---- MATERIAL FOR THE TASK

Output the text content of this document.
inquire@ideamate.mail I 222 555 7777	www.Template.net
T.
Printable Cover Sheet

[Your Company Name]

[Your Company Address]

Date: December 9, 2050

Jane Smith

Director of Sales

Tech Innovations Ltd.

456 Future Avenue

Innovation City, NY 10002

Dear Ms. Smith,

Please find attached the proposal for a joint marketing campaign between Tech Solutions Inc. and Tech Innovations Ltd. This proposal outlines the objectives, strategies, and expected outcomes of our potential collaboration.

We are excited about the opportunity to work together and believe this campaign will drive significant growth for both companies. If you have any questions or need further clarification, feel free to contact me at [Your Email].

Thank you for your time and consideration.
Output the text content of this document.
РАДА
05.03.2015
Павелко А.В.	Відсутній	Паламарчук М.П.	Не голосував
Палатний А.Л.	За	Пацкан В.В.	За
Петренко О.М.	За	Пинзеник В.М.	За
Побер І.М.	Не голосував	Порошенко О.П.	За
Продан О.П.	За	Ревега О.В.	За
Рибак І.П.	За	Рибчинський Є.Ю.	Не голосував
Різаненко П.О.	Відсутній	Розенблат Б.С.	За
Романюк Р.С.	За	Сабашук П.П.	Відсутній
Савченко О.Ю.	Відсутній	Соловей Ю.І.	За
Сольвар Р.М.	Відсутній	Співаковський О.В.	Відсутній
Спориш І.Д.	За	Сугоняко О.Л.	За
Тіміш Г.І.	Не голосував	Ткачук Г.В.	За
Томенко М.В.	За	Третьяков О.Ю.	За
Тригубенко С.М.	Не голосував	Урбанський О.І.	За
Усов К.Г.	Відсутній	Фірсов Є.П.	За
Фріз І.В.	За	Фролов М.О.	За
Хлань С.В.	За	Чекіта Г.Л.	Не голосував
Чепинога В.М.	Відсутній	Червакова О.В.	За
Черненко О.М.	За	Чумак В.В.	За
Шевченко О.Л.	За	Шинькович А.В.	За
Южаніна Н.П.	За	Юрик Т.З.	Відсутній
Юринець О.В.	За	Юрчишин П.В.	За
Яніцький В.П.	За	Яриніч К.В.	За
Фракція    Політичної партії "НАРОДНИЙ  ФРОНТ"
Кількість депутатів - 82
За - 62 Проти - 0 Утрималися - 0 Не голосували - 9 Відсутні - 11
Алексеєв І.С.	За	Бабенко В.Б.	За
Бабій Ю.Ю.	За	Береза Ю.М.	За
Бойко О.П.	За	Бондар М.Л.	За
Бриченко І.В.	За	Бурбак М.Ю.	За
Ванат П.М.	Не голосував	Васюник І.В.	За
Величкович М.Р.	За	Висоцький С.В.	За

--------

▶ [GIVEN PROBLEM]: Output all preceding records character for character.

▶ [WRITTEN SOLUTION]:
Output the text content of this document.
inquire@ideamate.mail I 222 555 7777	www.Template.net
T.
Printable Cover Sheet

[Your Company Name]

[Your Company Address]

Date: December 9, 2050

Jane Smith

Director of Sales

Tech Innovations Ltd.

456 Future Avenue

Innovation City, NY 10002

Dear Ms. Smith,

Please find attached the proposal for a joint marketing campaign between Tech Solutions Inc. and Tech Innovations Ltd. This proposal outlines the objectives, strategies, and expected outcomes of our potential collaboration.

We are excited about the opportunity to work together and believe this campaign will drive significant growth for both companies. If you have any questions or need further clarification, feel free to contact me at [Your Email].

Thank you for your time and consideration.
Output the text content of this document.
РАДА
05.03.2015
Павелко А.В.	Відсутній	Паламарчук М.П.	Не голосував
Палатний А.Л.	За	Пацкан В.В.	За
Петренко О.М.	За	Пинзеник В.М.	За
Побер І.М.	Не голосував	Порошенко О.П.	За
Продан О.П.	За	Ревега О.В.	За
Рибак І.П.	За	Рибчинський Є.Ю.	Не голосував
Різаненко П.О.	Відсутній	Розенблат Б.С.	За
Романюк Р.С.	За	Сабашук П.П.	Відсутній
Савченко О.Ю.	Відсутній	Соловей Ю.І.	За
Сольвар Р.М.	Відсутній	Співаковський О.В.	Відсутній
Спориш І.Д.	За	Сугоняко О.Л.	За
Тіміш Г.І.	Не голосував	Ткачук Г.В.	За
Томенко М.В.	За	Третьяков О.Ю.	За
Тригубенко С.М.	Не голосував	Урбанський О.І.	За
Усов К.Г.	Відсутній	Фірсов Є.П.	За
Фріз І.В.	За	Фролов М.О.	За
Хлань С.В.	За	Чекіта Г.Л.	Не голосував
Чепинога В.М.	Відсутній	Червакова О.В.	За
Черненко О.М.	За	Чумак В.В.	За
Шевченко О.Л.	За	Шинькович А.В.	За
Южаніна Н.П.	За	Юрик Т.З.	Відсутній
Юринець О.В.	За	Юрчишин П.В.	За
Яніцький В.П.	За	Яриніч К.В.	За
Фракція    Політичної партії "НАРОДНИЙ  ФРОНТ"
Кількість депутатів - 82
За - 62 Проти - 0 Утрималися - 0 Не голосували - 9 Відсутні - 11
Алексеєв І.С.	За	Бабенко В.Б.	За
Бабій Ю.Ю.	За	Береза Ю.М.	За
Бойко О.П.	За	Бондар М.Л.	За
Бриченко І.В.	За	Бурбак М.Ю.	За
Ванат П.М.	Не голосував	Васюник І.В.	За
Величкович М.Р.	За	Висоцький С.В.	За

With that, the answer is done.